Repeat the material in full. Keep every line exactly as it is.
━━━━━━
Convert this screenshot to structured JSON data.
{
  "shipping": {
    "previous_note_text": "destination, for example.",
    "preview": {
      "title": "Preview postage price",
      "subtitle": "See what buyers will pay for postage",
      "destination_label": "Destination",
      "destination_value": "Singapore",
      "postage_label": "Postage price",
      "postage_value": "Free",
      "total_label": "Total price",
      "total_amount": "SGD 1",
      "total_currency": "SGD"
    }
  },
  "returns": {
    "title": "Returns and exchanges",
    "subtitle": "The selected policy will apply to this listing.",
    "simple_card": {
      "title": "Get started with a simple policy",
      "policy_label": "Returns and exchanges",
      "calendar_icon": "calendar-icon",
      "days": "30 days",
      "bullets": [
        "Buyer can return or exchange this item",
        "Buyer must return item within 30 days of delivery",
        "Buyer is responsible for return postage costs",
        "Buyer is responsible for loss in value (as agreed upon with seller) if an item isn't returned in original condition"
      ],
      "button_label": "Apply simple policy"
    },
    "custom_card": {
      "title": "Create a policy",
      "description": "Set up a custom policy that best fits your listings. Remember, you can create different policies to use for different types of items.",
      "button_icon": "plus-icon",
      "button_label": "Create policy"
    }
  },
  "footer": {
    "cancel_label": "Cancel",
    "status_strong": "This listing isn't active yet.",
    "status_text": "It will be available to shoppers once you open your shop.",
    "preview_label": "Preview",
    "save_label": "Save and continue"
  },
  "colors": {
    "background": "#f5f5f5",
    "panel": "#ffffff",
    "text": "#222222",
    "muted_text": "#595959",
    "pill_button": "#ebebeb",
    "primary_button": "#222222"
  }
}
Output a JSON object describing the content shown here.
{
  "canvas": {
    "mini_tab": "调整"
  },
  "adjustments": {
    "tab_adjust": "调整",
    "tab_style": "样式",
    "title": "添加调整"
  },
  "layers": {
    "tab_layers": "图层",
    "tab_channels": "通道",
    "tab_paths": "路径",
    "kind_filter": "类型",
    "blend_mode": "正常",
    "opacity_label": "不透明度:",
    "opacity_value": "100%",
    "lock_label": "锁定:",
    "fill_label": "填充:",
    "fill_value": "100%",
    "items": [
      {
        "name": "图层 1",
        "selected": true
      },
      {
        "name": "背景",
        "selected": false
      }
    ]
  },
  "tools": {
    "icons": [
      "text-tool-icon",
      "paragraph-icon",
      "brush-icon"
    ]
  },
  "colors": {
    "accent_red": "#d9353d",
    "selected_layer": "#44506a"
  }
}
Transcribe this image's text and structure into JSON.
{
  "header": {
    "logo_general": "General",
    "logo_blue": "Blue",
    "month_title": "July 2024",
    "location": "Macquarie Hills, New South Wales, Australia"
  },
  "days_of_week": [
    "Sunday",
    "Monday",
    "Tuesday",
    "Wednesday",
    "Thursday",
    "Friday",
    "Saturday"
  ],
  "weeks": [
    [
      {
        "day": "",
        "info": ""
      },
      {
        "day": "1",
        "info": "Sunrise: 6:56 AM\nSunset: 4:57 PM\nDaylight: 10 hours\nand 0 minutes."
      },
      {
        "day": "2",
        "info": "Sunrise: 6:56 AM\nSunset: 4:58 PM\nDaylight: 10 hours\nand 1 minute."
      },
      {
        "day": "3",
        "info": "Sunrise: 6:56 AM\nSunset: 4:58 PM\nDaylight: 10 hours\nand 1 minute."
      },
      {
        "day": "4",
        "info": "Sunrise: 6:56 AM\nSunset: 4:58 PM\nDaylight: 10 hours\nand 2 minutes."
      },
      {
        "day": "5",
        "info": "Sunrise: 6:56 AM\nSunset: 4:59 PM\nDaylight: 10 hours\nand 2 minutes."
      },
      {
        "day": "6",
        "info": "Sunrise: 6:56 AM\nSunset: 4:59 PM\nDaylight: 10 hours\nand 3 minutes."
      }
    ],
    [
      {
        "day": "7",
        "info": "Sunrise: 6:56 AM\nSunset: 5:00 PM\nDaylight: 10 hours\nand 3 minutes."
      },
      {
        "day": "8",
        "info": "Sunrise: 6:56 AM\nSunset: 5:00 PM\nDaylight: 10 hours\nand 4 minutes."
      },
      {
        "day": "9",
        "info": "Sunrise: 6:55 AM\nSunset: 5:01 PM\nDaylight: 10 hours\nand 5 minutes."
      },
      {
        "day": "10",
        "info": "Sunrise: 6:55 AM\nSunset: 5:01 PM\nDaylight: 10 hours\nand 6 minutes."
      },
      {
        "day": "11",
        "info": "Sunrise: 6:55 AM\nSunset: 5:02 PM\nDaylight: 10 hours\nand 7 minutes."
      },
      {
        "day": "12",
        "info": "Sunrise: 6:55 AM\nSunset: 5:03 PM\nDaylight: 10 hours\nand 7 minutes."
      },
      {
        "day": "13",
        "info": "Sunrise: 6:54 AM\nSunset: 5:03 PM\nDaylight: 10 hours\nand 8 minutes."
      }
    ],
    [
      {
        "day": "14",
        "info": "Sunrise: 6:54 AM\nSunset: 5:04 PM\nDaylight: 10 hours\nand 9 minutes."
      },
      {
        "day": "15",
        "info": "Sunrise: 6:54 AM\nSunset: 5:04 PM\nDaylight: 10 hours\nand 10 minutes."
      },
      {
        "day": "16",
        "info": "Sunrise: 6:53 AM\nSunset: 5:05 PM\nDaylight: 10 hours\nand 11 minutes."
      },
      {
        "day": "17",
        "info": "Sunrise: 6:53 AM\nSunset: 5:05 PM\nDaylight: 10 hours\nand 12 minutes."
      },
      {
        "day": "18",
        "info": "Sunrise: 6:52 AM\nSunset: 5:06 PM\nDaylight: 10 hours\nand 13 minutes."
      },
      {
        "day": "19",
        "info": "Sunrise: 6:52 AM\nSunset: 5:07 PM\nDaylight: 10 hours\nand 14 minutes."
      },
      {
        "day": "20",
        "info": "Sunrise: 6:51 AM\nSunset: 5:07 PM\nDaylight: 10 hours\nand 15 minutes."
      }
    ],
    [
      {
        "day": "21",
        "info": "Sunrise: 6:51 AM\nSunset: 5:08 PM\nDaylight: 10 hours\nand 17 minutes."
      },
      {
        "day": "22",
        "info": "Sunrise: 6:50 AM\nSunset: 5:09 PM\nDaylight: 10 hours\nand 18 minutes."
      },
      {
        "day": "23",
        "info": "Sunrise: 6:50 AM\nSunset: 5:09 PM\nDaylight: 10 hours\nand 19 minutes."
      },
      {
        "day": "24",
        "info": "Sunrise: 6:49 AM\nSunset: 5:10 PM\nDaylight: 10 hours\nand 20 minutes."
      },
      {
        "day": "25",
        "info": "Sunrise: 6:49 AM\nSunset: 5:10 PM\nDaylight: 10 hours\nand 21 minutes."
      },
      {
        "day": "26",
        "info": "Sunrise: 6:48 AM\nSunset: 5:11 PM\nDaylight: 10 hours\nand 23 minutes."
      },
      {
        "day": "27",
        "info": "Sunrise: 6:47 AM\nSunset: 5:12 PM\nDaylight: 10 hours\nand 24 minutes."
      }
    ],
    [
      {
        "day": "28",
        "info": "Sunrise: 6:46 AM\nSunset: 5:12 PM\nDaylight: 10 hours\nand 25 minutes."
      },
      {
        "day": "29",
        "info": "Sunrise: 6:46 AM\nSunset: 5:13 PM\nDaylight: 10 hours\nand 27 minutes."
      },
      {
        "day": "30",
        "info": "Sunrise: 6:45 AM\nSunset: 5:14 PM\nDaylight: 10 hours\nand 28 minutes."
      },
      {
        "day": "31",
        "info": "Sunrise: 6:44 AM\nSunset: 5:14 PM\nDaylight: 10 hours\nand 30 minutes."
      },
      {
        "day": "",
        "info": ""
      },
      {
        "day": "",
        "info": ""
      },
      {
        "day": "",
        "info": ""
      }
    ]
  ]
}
━━━━━━
TASK ANSWER:
Convert this screenshot to structured JSON data.
{
  "shipping": {
    "previous_note_text": "destination, for example.",
    "preview": {
      "title": "Preview postage price",
      "subtitle": "See what buyers will pay for postage",
      "destination_label": "Destination",
      "destination_value": "Singapore",
      "postage_label": "Postage price",
      "postage_value": "Free",
      "total_label": "Total price",
      "total_amount": "SGD 1",
      "total_currency": "SGD"
    }
  },
  "returns": {
    "title": "Returns and exchanges",
    "subtitle": "The selected policy will apply to this listing.",
    "simple_card": {
      "title": "Get started with a simple policy",
      "policy_label": "Returns and exchanges",
      "calendar_icon": "calendar-icon",
      "days": "30 days",
      "bullets": [
        "Buyer can return or exchange this item",
        "Buyer must return item within 30 days of delivery",
        "Buyer is responsible for return postage costs",
        "Buyer is responsible for loss in value (as agreed upon with seller) if an item isn't returned in original condition"
      ],
      "button_label": "Apply simple policy"
    },
    "custom_card": {
      "title": "Create a policy",
      "description": "Set up a custom policy that best fits your listings. Remember, you can create different policies to use for different types of items.",
      "button_icon": "plus-icon",
      "button_label": "Create policy"
    }
  },
  "footer": {
    "cancel_label": "Cancel",
    "status_strong": "This listing isn't active yet.",
    "status_text": "It will be available to shoppers once you open your shop.",
    "preview_label": "Preview",
    "save_label": "Save and continue"
  },
  "colors": {
    "background": "#f5f5f5",
    "panel": "#ffffff",
    "text": "#222222",
    "muted_text": "#595959",
    "pill_button": "#ebebeb",
    "primary_button": "#222222"
  }
}
Output a JSON object describing the content shown here.
{
  "canvas": {
    "mini_tab": "调整"
  },
  "adjustments": {
    "tab_adjust": "调整",
    "tab_style": "样式",
    "title": "添加调整"
  },
  "layers": {
    "tab_layers": "图层",
    "tab_channels": "通道",
    "tab_paths": "路径",
    "kind_filter": "类型",
    "blend_mode": "正常",
    "opacity_label": "不透明度:",
    "opacity_value": "100%",
    "lock_label": "锁定:",
    "fill_label": "填充:",
    "fill_value": "100%",
    "items": [
      {
        "name": "图层 1",
        "selected": true
      },
      {
        "name": "背景",
        "selected": false
      }
    ]
  },
  "tools": {
    "icons": [
      "text-tool-icon",
      "paragraph-icon",
      "brush-icon"
    ]
  },
  "colors": {
    "accent_red": "#d9353d",
    "selected_layer": "#44506a"
  }
}
Transcribe this image's text and structure into JSON.
{
  "header": {
    "logo_general": "General",
    "logo_blue": "Blue",
    "month_title": "July 2024",
    "location": "Macquarie Hills, New South Wales, Australia"
  },
  "days_of_week": [
    "Sunday",
    "Monday",
    "Tuesday",
    "Wednesday",
    "Thursday",
    "Friday",
    "Saturday"
  ],
  "weeks": [
    [
      {
        "day": "",
        "info": ""
      },
      {
        "day": "1",
        "info": "Sunrise: 6:56 AM\nSunset: 4:57 PM\nDaylight: 10 hours\nand 0 minutes."
      },
      {
        "day": "2",
        "info": "Sunrise: 6:56 AM\nSunset: 4:58 PM\nDaylight: 10 hours\nand 1 minute."
      },
      {
        "day": "3",
        "info": "Sunrise: 6:56 AM\nSunset: 4:58 PM\nDaylight: 10 hours\nand 1 minute."
      },
      {
        "day": "4",
        "info": "Sunrise: 6:56 AM\nSunset: 4:58 PM\nDaylight: 10 hours\nand 2 minutes."
      },
      {
        "day": "5",
        "info": "Sunrise: 6:56 AM\nSunset: 4:59 PM\nDaylight: 10 hours\nand 2 minutes."
      },
      {
        "day": "6",
        "info": "Sunrise: 6:56 AM\nSunset: 4:59 PM\nDaylight: 10 hours\nand 3 minutes."
      }
    ],
    [
      {
        "day": "7",
        "info": "Sunrise: 6:56 AM\nSunset: 5:00 PM\nDaylight: 10 hours\nand 3 minutes."
      },
      {
        "day": "8",
        "info": "Sunrise: 6:56 AM\nSunset: 5:00 PM\nDaylight: 10 hours\nand 4 minutes."
      },
      {
        "day": "9",
        "info": "Sunrise: 6:55 AM\nSunset: 5:01 PM\nDaylight: 10 hours\nand 5 minutes."
      },
      {
        "day": "10",
        "info": "Sunrise: 6:55 AM\nSunset: 5:01 PM\nDaylight: 10 hours\nand 6 minutes."
      },
      {
        "day": "11",
        "info": "Sunrise: 6:55 AM\nSunset: 5:02 PM\nDaylight: 10 hours\nand 7 minutes."
      },
      {
        "day": "12",
        "info": "Sunrise: 6:55 AM\nSunset: 5:03 PM\nDaylight: 10 hours\nand 7 minutes."
      },
      {
        "day": "13",
        "info": "Sunrise: 6:54 AM\nSunset: 5:03 PM\nDaylight: 10 hours\nand 8 minutes."
      }
    ],
    [
      {
        "day": "14",
        "info": "Sunrise: 6:54 AM\nSunset: 5:04 PM\nDaylight: 10 hours\nand 9 minutes."
      },
      {
        "day": "15",
        "info": "Sunrise: 6:54 AM\nSunset: 5:04 PM\nDaylight: 10 hours\nand 10 minutes."
      },
      {
        "day": "16",
        "info": "Sunrise: 6:53 AM\nSunset: 5:05 PM\nDaylight: 10 hours\nand 11 minutes."
      },
      {
        "day": "17",
        "info": "Sunrise: 6:53 AM\nSunset: 5:05 PM\nDaylight: 10 hours\nand 12 minutes."
      },
      {
        "day": "18",
        "info": "Sunrise: 6:52 AM\nSunset: 5:06 PM\nDaylight: 10 hours\nand 13 minutes."
      },
      {
        "day": "19",
        "info": "Sunrise: 6:52 AM\nSunset: 5:07 PM\nDaylight: 10 hours\nand 14 minutes."
      },
      {
        "day": "20",
        "info": "Sunrise: 6:51 AM\nSunset: 5:07 PM\nDaylight: 10 hours\nand 15 minutes."
      }
    ],
    [
      {
        "day": "21",
        "info": "Sunrise: 6:51 AM\nSunset: 5:08 PM\nDaylight: 10 hours\nand 17 minutes."
      },
      {
        "day": "22",
        "info": "Sunrise: 6:50 AM\nSunset: 5:09 PM\nDaylight: 10 hours\nand 18 minutes."
      },
      {
        "day": "23",
        "info": "Sunrise: 6:50 AM\nSunset: 5:09 PM\nDaylight: 10 hours\nand 19 minutes."
      },
      {
        "day": "24",
        "info": "Sunrise: 6:49 AM\nSunset: 5:10 PM\nDaylight: 10 hours\nand 20 minutes."
      },
      {
        "day": "25",
        "info": "Sunrise: 6:49 AM\nSunset: 5:10 PM\nDaylight: 10 hours\nand 21 minutes."
      },
      {
        "day": "26",
        "info": "Sunrise: 6:48 AM\nSunset: 5:11 PM\nDaylight: 10 hours\nand 23 minutes."
      },
      {
        "day": "27",
        "info": "Sunrise: 6:47 AM\nSunset: 5:12 PM\nDaylight: 10 hours\nand 24 minutes."
      }
    ],
    [
      {
        "day": "28",
        "info": "Sunrise: 6:46 AM\nSunset: 5:12 PM\nDaylight: 10 hours\nand 25 minutes."
      },
      {
        "day": "29",
        "info": "Sunrise: 6:46 AM\nSunset: 5:13 PM\nDaylight: 10 hours\nand 27 minutes."
      },
      {
        "day": "30",
        "info": "Sunrise: 6:45 AM\nSunset: 5:14 PM\nDaylight: 10 hours\nand 28 minutes."
      },
      {
        "day": "31",
        "info": "Sunrise: 6:44 AM\nSunset: 5:14 PM\nDaylight: 10 hours\nand 30 minutes."
      },
      {
        "day": "",
        "info": ""
      },
      {
        "day": "",
        "info": ""
      },
      {
        "day": "",
        "info": ""
      }
    ]
  ]
}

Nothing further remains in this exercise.